** start of MATERIAL FOR THIS TASK **
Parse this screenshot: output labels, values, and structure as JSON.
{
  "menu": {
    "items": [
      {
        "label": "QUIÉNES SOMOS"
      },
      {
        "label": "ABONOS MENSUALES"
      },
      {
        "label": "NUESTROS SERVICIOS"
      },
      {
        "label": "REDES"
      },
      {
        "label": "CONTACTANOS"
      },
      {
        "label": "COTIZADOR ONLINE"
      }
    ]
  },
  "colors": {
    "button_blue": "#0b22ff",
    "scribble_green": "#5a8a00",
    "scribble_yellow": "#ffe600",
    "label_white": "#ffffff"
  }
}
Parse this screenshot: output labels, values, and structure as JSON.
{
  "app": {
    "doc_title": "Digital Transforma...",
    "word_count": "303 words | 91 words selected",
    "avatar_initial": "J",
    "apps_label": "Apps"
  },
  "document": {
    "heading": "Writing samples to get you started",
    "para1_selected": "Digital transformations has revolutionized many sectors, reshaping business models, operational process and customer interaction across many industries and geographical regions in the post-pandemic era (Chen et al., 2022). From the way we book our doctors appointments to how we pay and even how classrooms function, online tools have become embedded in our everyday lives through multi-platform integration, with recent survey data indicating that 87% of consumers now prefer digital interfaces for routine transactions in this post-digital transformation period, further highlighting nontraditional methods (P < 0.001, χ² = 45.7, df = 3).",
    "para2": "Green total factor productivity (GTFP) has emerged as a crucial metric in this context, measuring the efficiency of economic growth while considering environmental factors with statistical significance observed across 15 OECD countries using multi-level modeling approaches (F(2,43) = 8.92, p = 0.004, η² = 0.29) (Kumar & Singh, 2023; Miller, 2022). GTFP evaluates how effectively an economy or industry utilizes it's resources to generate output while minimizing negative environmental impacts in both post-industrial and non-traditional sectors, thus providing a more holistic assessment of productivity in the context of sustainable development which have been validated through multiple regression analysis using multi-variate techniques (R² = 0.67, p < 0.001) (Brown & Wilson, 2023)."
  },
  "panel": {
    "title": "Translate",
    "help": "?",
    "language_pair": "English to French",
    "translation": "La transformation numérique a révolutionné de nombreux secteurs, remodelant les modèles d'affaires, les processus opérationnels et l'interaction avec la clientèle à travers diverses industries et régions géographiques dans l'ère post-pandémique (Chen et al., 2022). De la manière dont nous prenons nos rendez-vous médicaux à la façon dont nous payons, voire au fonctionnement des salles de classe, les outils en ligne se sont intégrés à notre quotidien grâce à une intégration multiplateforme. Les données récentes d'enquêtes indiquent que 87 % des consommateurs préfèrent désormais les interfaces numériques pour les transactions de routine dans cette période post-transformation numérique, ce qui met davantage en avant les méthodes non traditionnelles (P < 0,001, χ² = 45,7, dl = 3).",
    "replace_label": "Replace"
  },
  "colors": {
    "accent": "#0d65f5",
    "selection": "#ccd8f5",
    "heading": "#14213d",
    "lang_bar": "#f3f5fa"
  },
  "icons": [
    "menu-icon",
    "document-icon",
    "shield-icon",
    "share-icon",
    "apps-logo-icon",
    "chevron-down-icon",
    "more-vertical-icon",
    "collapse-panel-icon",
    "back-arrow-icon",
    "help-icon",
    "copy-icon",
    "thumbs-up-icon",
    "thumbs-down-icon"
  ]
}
** end of MATERIAL FOR THIS TASK **
PROBLEM TO SOLVE
Take the records above and return them exactly as written.

SOLUTION BELOW
Parse this screenshot: output labels, values, and structure as JSON.
{
  "menu": {
    "items": [
      {
        "label": "QUIÉNES SOMOS"
      },
      {
        "label": "ABONOS MENSUALES"
      },
      {
        "label": "NUESTROS SERVICIOS"
      },
      {
        "label": "REDES"
      },
      {
        "label": "CONTACTANOS"
      },
      {
        "label": "COTIZADOR ONLINE"
      }
    ]
  },
  "colors": {
    "button_blue": "#0b22ff",
    "scribble_green": "#5a8a00",
    "scribble_yellow": "#ffe600",
    "label_white": "#ffffff"
  }
}
Parse this screenshot: output labels, values, and structure as JSON.
{
  "app": {
    "doc_title": "Digital Transforma...",
    "word_count": "303 words | 91 words selected",
    "avatar_initial": "J",
    "apps_label": "Apps"
  },
  "document": {
    "heading": "Writing samples to get you started",
    "para1_selected": "Digital transformations has revolutionized many sectors, reshaping business models, operational process and customer interaction across many industries and geographical regions in the post-pandemic era (Chen et al., 2022). From the way we book our doctors appointments to how we pay and even how classrooms function, online tools have become embedded in our everyday lives through multi-platform integration, with recent survey data indicating that 87% of consumers now prefer digital interfaces for routine transactions in this post-digital transformation period, further highlighting nontraditional methods (P < 0.001, χ² = 45.7, df = 3).",
    "para2": "Green total factor productivity (GTFP) has emerged as a crucial metric in this context, measuring the efficiency of economic growth while considering environmental factors with statistical significance observed across 15 OECD countries using multi-level modeling approaches (F(2,43) = 8.92, p = 0.004, η² = 0.29) (Kumar & Singh, 2023; Miller, 2022). GTFP evaluates how effectively an economy or industry utilizes it's resources to generate output while minimizing negative environmental impacts in both post-industrial and non-traditional sectors, thus providing a more holistic assessment of productivity in the context of sustainable development which have been validated through multiple regression analysis using multi-variate techniques (R² = 0.67, p < 0.001) (Brown & Wilson, 2023)."
  },
  "panel": {
    "title": "Translate",
    "help": "?",
    "language_pair": "English to French",
    "translation": "La transformation numérique a révolutionné de nombreux secteurs, remodelant les modèles d'affaires, les processus opérationnels et l'interaction avec la clientèle à travers diverses industries et régions géographiques dans l'ère post-pandémique (Chen et al., 2022). De la manière dont nous prenons nos rendez-vous médicaux à la façon dont nous payons, voire au fonctionnement des salles de classe, les outils en ligne se sont intégrés à notre quotidien grâce à une intégration multiplateforme. Les données récentes d'enquêtes indiquent que 87 % des consommateurs préfèrent désormais les interfaces numériques pour les transactions de routine dans cette période post-transformation numérique, ce qui met davantage en avant les méthodes non traditionnelles (P < 0,001, χ² = 45,7, dl = 3).",
    "replace_label": "Replace"
  },
  "colors": {
    "accent": "#0d65f5",
    "selection": "#ccd8f5",
    "heading": "#14213d",
    "lang_bar": "#f3f5fa"
  },
  "icons": [
    "menu-icon",
    "document-icon",
    "shield-icon",
    "share-icon",
    "apps-logo-icon",
    "chevron-down-icon",
    "more-vertical-icon",
    "collapse-panel-icon",
    "back-arrow-icon",
    "help-icon",
    "copy-icon",
    "thumbs-up-icon",
    "thumbs-down-icon"
  ]
}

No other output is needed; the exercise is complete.